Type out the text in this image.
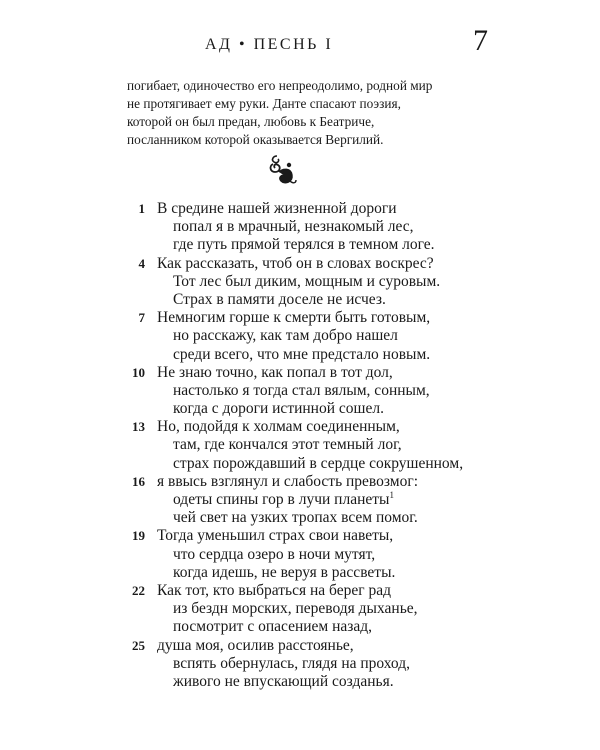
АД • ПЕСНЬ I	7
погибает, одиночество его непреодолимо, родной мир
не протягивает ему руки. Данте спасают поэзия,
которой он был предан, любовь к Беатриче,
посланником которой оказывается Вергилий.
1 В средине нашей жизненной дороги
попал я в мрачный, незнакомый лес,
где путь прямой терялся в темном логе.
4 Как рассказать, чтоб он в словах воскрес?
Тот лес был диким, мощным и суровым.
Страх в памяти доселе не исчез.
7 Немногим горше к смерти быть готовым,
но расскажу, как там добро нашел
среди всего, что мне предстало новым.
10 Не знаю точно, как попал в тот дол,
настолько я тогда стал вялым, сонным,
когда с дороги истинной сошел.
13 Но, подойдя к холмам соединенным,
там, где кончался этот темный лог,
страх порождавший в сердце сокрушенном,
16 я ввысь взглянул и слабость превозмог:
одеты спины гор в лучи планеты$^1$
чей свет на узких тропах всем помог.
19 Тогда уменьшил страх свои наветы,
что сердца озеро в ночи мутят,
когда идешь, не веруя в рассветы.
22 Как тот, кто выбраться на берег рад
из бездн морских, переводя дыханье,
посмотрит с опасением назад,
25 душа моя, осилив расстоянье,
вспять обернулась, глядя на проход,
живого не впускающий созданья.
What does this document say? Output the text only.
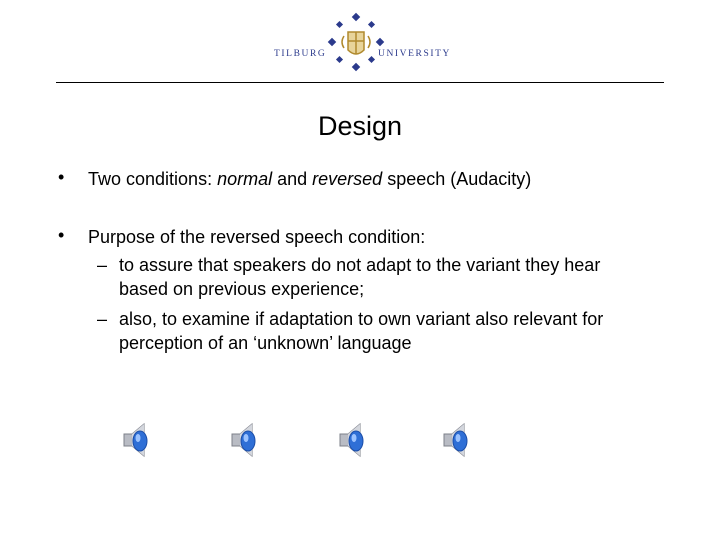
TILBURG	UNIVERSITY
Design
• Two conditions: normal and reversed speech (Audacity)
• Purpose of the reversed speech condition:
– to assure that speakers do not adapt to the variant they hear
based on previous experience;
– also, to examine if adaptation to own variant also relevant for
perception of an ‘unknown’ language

_Request_
Identify each line in the records above that contains the word "когда", and copy it out in full.

_Full solution_
когда с дороги истинной сошел.
когда идешь, не веруя в рассветы.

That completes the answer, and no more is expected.